Scan the lines below for the word "Insel". Copy each line you find it in.
-- Start RECORDED INFORMATION --
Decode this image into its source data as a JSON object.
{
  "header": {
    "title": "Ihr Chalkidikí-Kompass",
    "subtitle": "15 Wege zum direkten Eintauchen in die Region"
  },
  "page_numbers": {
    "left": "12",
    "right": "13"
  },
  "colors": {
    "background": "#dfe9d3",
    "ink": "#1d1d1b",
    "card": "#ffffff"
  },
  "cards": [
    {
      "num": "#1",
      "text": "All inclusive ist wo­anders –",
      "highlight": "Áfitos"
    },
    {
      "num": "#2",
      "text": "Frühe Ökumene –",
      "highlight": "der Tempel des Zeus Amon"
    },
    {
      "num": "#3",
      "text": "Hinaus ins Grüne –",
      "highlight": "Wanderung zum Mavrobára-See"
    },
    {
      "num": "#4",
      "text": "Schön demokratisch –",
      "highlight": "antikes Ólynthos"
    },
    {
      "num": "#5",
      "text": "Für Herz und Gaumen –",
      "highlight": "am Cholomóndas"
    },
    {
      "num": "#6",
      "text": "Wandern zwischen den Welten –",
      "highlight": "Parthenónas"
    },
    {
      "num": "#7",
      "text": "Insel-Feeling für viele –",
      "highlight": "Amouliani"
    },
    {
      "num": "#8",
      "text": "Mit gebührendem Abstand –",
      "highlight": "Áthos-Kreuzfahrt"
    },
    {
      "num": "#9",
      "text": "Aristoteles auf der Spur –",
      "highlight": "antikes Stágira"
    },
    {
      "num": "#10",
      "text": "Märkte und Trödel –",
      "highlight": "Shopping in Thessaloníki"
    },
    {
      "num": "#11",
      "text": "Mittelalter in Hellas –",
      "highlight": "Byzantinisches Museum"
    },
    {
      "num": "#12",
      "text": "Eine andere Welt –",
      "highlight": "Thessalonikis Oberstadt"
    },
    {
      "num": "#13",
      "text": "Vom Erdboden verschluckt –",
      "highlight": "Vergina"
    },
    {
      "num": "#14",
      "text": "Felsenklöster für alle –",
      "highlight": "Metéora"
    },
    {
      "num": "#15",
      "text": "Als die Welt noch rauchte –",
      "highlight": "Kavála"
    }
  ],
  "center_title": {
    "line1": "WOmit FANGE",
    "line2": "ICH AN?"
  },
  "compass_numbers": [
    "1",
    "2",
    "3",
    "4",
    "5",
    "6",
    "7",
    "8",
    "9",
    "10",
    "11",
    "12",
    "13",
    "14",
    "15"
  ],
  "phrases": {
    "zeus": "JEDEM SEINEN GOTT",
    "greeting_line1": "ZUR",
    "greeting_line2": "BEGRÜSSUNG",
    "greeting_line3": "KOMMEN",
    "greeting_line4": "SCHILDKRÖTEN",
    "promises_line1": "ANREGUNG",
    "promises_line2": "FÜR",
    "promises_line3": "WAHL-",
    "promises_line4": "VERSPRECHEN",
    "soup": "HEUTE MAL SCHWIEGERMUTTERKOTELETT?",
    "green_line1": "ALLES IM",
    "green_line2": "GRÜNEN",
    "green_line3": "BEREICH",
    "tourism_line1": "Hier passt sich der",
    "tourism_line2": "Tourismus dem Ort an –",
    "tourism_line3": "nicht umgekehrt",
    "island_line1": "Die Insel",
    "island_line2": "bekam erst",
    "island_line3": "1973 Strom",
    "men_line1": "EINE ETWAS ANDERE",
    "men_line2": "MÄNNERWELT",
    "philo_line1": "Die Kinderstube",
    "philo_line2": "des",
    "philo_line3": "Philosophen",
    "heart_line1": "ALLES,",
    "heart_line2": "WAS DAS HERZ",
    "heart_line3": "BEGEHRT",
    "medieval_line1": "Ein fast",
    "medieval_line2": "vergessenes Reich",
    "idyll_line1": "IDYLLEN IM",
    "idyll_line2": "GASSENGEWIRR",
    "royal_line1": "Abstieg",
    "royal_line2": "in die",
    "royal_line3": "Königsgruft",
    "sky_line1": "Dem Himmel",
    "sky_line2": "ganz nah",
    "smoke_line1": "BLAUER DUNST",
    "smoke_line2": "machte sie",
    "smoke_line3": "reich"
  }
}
-- End RECORDED INFORMATION --
RESULT →
      "text": "Insel-Feeling für viele –",
    "island_line1": "Die Insel",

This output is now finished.